▶ [GOAL]: Where a line contains the string "each", copy that line.

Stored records

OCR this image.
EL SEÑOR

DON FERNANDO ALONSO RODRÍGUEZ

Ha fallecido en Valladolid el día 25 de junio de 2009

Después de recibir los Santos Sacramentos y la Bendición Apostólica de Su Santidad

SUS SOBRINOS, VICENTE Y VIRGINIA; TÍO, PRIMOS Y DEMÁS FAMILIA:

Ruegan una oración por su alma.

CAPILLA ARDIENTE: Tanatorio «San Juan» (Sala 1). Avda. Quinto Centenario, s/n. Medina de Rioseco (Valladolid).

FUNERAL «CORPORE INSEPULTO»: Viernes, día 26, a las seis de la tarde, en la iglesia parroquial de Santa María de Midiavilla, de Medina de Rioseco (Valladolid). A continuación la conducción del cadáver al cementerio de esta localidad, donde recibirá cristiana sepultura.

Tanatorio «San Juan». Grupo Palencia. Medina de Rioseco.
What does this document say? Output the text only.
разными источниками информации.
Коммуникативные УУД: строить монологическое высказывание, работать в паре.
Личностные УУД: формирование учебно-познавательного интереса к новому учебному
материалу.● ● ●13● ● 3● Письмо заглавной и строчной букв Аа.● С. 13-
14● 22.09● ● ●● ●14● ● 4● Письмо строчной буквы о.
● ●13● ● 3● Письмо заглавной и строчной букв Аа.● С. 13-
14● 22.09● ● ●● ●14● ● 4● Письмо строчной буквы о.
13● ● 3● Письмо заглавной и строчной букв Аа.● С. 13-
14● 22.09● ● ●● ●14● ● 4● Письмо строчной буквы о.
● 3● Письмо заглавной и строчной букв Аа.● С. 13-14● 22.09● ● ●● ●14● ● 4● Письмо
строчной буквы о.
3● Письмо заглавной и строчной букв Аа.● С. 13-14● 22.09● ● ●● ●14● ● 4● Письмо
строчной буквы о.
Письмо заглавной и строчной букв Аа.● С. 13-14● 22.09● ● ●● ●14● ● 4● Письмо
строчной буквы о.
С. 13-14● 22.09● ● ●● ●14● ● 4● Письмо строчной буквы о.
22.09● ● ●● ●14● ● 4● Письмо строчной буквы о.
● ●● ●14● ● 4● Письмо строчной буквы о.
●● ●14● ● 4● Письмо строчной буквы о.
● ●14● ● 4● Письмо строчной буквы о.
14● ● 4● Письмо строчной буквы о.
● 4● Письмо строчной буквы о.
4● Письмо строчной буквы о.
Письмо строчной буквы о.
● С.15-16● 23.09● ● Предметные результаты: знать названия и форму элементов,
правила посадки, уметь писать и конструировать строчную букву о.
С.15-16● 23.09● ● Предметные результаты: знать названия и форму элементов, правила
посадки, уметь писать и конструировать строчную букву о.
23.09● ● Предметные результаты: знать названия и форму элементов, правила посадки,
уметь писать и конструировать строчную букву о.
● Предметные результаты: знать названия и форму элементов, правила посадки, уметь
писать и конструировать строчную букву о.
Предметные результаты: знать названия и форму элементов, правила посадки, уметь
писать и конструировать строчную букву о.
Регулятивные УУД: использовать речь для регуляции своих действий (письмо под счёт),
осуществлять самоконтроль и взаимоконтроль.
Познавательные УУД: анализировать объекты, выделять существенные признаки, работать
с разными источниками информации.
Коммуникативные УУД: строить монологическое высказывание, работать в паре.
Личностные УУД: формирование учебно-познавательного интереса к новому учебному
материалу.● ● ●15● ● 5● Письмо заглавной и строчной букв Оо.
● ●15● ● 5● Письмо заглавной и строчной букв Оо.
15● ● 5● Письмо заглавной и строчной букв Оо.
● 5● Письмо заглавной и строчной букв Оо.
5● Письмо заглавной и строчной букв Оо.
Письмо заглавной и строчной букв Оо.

* * *

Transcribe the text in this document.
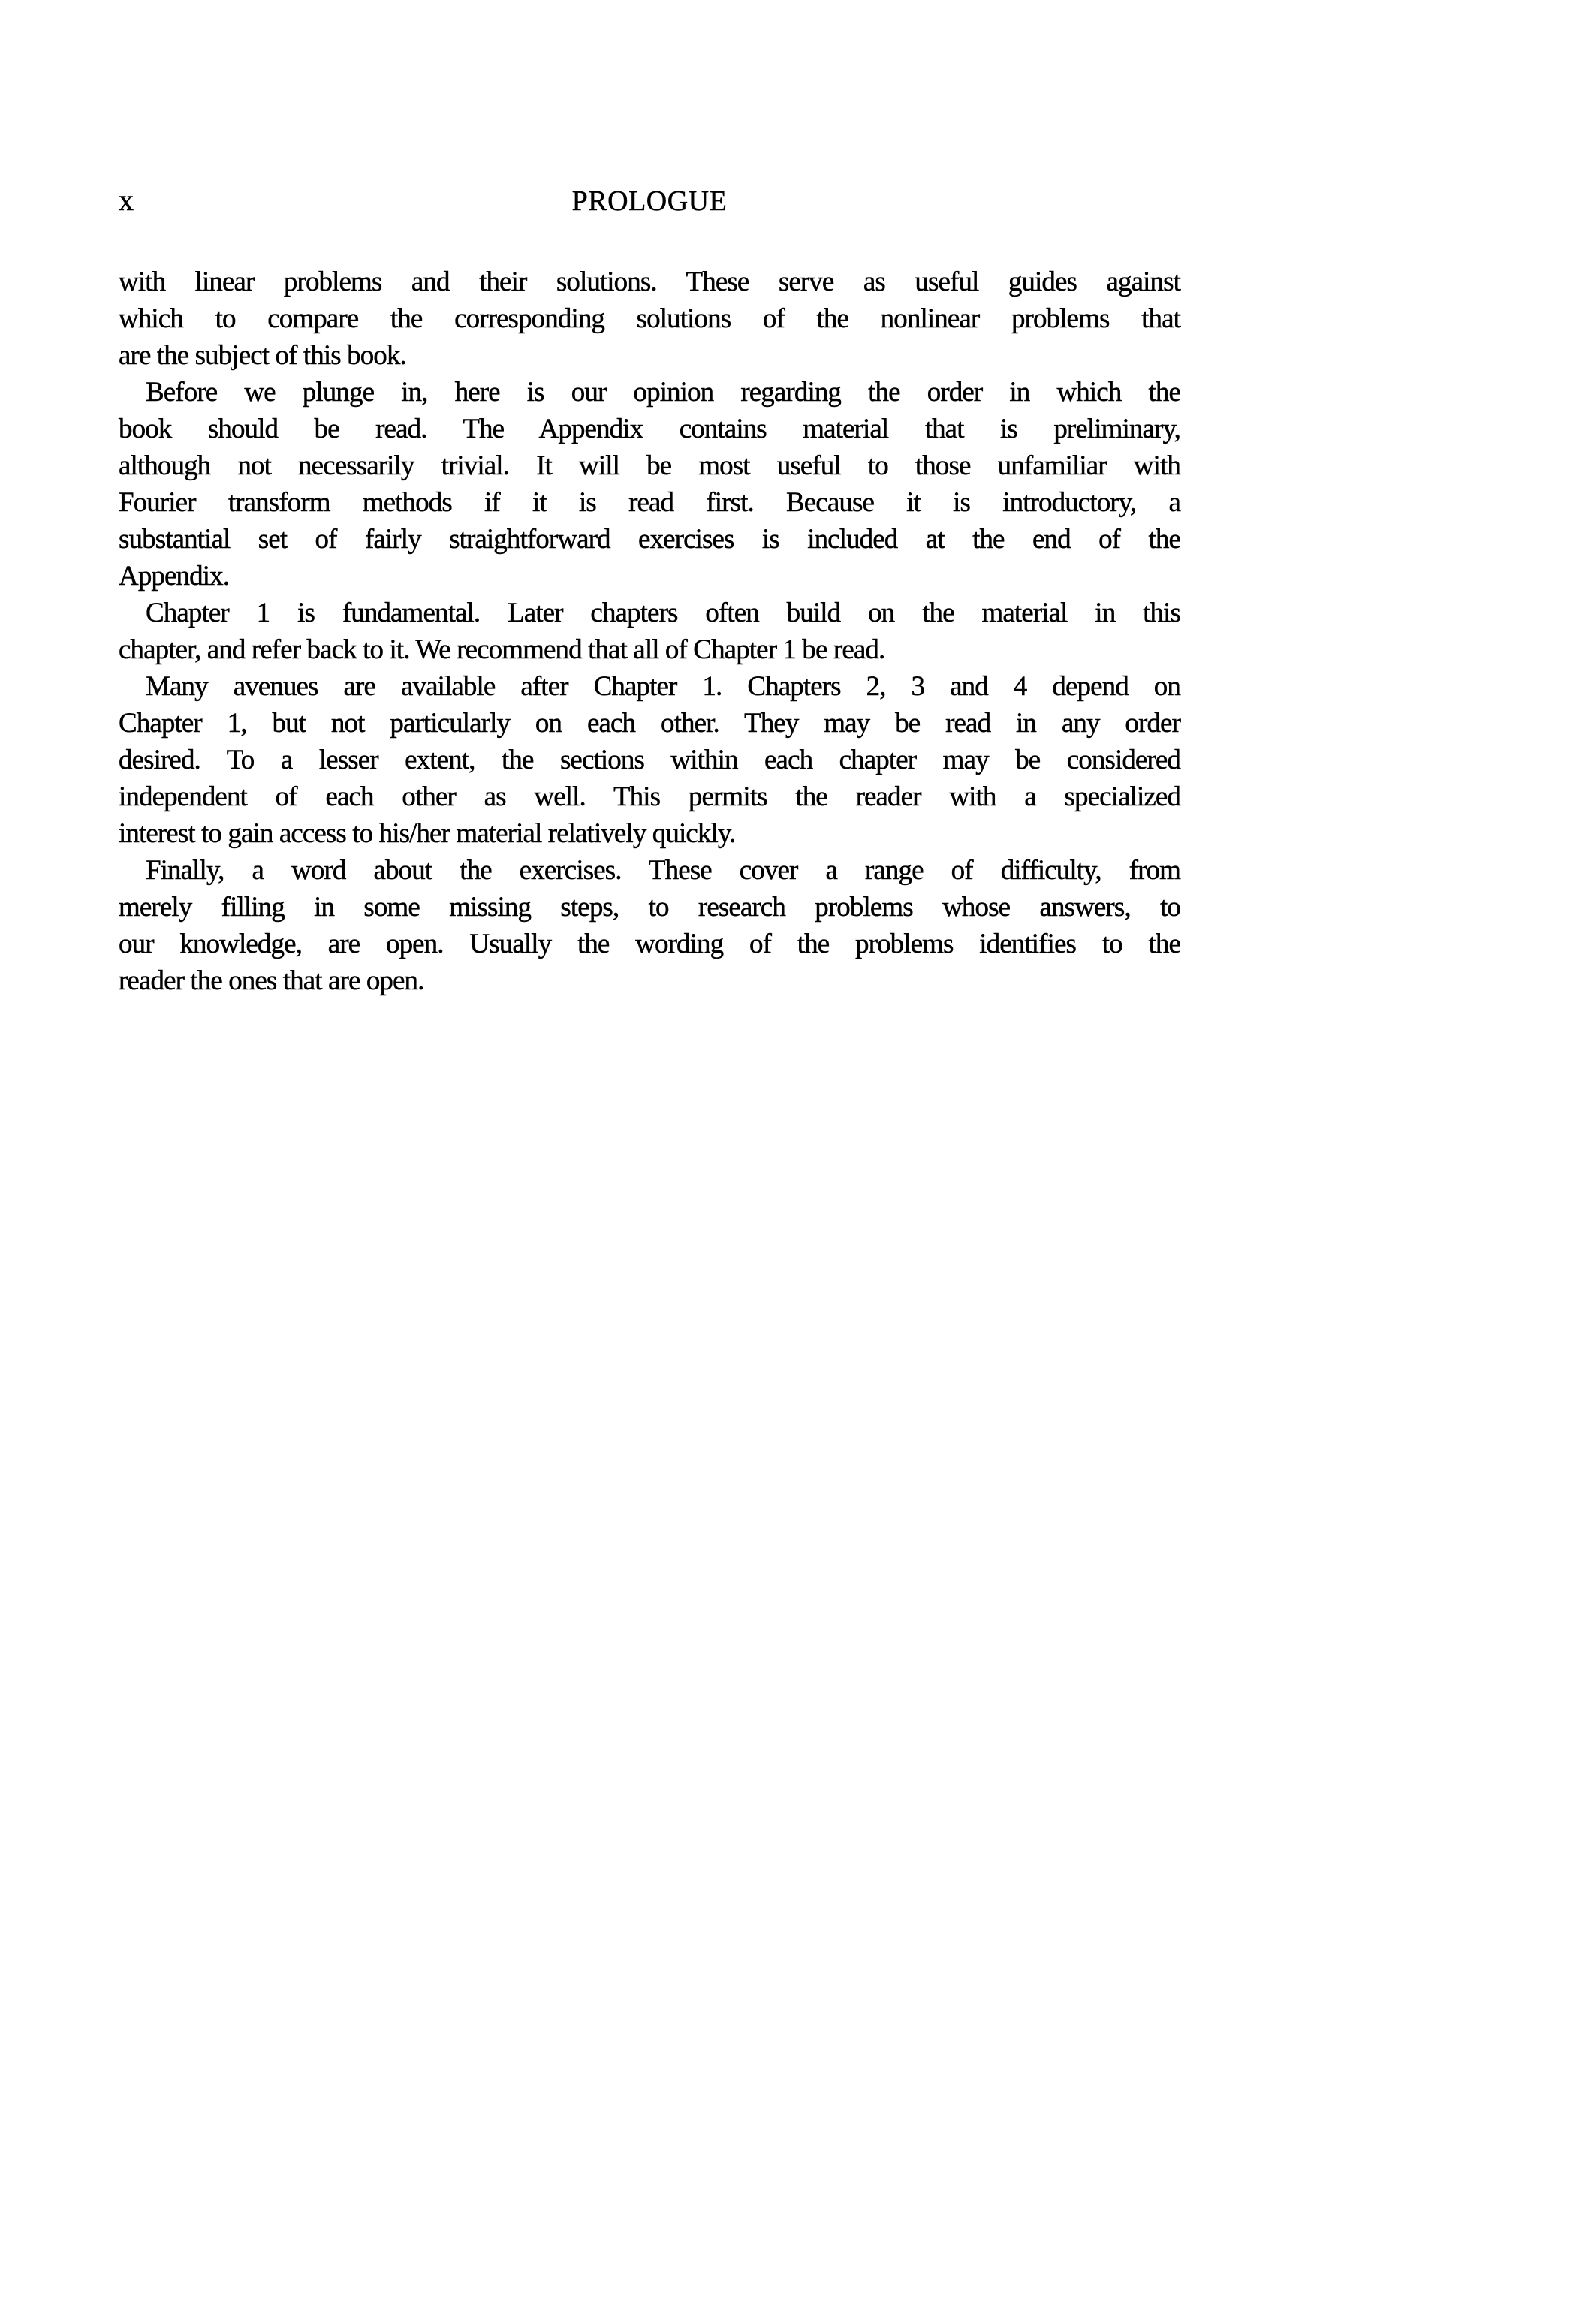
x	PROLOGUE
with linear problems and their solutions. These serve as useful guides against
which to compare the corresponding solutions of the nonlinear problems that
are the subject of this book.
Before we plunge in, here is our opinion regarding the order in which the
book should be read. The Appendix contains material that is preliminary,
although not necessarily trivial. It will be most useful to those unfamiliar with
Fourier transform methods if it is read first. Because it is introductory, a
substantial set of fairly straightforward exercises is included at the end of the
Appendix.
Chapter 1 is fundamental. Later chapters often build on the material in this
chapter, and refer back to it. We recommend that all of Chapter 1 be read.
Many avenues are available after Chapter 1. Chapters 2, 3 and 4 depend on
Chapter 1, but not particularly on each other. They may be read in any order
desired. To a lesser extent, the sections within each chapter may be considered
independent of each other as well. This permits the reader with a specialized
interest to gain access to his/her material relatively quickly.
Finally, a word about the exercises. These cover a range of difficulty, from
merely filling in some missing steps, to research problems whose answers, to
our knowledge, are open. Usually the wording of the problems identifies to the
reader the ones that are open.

▶ [RESPONSE FOR THIS EXERCISE]:
Chapter 1, but not particularly on each other. They may be read in any order
desired. To a lesser extent, the sections within each chapter may be considered
independent of each other as well. This permits the reader with a specialized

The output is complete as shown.